**Provided passage**
%%

Description of fourth embodiment

[0105] In a fourth embodiment, the reset voltage during the reset period T1 is reversed in polarity at an interval of T1/2 (> 1 H) in the same way as in the third embodiment. In the fourth embodiment, however, among the scanning signal waveforms shown in Fig. 29 in the third embodiment, the positive and negative selection voltages in the selection period T3 are not reversed at an interval of a frame period but reversed every line as shown in Fig. 30.

Description of fifth embodiment

[0106] In a fifth embodiment, the reset voltage during the reset period T1 is reversed in polarity at an interval longer than 1 H in the same way as in the third and fourth embodiments. In the fifth embodiment, as shown in Fig. 31, the reset period T1 is divided, for example, into three portions, and a signal is set to a positive or negative reset voltage relative to the intermediate potential (0 V) of the amplitude of a data signal in the first period T11 and the third period T13 and set to the intermediate potential (0 V) at the second period T12.

%%

**Available data**
%%

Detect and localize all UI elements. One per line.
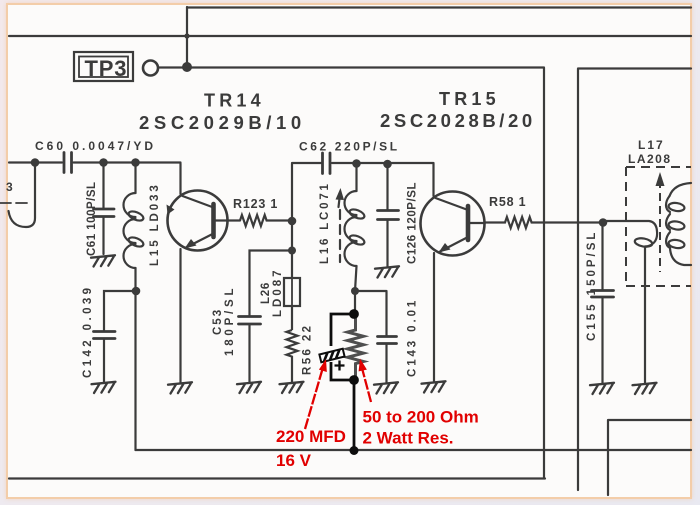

%%

**Set problem 1**
Summarize the passage on the fourth and fifth embodiments in two sentences.
**Set problem 2**
Write the next part of the passage on the fourth and fifth embodiments, picking up after its final sentence.
The lines above have no connection to the passage on the fourth and fifth embodiments.

**Written response 1**
In the fourth embodiment, the reset voltage in reset period T1 reverses polarity every T1/2, as in the third embodiment, but the positive and negative selection voltages in selection period T3 reverse every line instead of every frame period. In the fifth embodiment, the reset voltage likewise reverses at an interval longer than 1 H, and reset period T1 is divided into three portions: a positive or negative reset voltage relative to the 0 V intermediate potential in the first and third, and the intermediate potential in the second.

**Written response 2**
[0107] In the fifth embodiment, since the reset voltage is reversed at an interval of a frame period, in the reset period T1 in the N-th frame, scanning signals COM(i) and COM(i + 1) are set to a positive reset voltage at the first period T11, set to the intermediate potential (0 V) at the second period T12, and set to a negative reset voltage at the third period T13 whereas in the reset period T1 in the (N + 1)-th frame, the signals are set to the negative reset voltage at the first period T11, set to the intermediate potential (0 V), and set to the positive reset voltage at the third period T13.

[0108] The reason why the signals are set to the intermediate potential (0 V) in the second period T12 of the reset period T1 will be described below by referring to Fig. 32.

[0109] Fig. 32 shows the i-th scanning signal electrode (i) and the (i + 1)-th scanning signal electrode (i + 1) to which the scanning signal COM(i) and the scanning signal COM(i + 1) shown in Fig. 31 are respectively supplied. To dispose pixels in the liquid crystal display device in high density, it is necessary to narrow the distance D between electrodes shown in Fig. 32. When the distance D between electrodes is narrowed, if a high potential difference is generated between the scanning signal electrode (i) and the adjacent scanning signal electrode (i + 1), a problem of the withstand voltage between the electrodes arises.

[0110] In the fifth embodiment, even in the reset period T1, in which a high potential difference is likely to be generated between adjacent electrodes, the potential difference can be suppressed to the minimum. This condition will be described with the reset period T1 in the N-th frame shown in Fig. 31 being taken as an example.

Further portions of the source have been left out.